TEXT PASSAGE:
________________

SOMETHING CORPORATE OH FUCK YES! WOOOOO!

My boss at the cookie place is apparently part of the Hot Topic jetset music scene, so we were rocking out some hardcore tonight. I feel like such a tool with my black hair and matching Chuck Taylors. Some serious changes will have to be instigated.

I need to make a shirt or button or something that says "KILL THE MESSENGER" because that's sure as fuck what everyone does anyway. I drove through another insane web of creepy married person dormitories to drop off your six cookies or whatever, lady. I'm sorry you don't know how to use your computer, but I still don't have your two bottles of milk. I even paid the cunt the $4 for it out of my own pocket so she'd shut up, and she still wrote a bitchy e-mail to the boss. Not that she gave a flying fuck when she got it, though, so ha! Fuck you, dirtbag!

________________

INFORMATION SHOWN:

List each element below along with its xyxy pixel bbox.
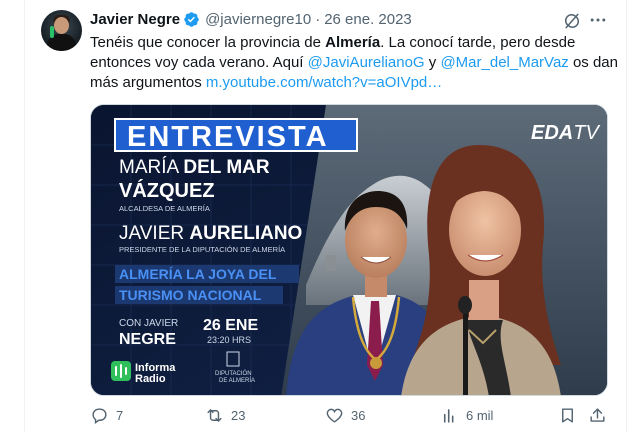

________________

DIRECTIONS:
a: According to the blog post, how many cookies did the writer drop off?
b: Reproduce everything in the blog post from "SOMETHING CORPORATE OH" down to "to be instigated.".
c: Using the blog post, decide whether each statement holds: (i) the writer's boss works at a cookie place; (ii) the customer got her two bottles of milk; (iii) the writer has black hair.
The listing comes from a separate source, unrelated to the blog post.

TASK RESULTS:
a: Six cookies.

b:
SOMETHING CORPORATE OH FUCK YES! WOOOOO!

My boss at the cookie place is apparently part of the Hot Topic jetset music scene, so we were rocking out some hardcore tonight. I feel like such a tool with my black hair and matching Chuck Taylors. Some serious changes will have to be instigated.

c:
(i) Yes: "My boss at the cookie place"
(ii) No: "I still don't have your two bottles of milk"
(iii) Yes: "my black hair and matching Chuck Taylors"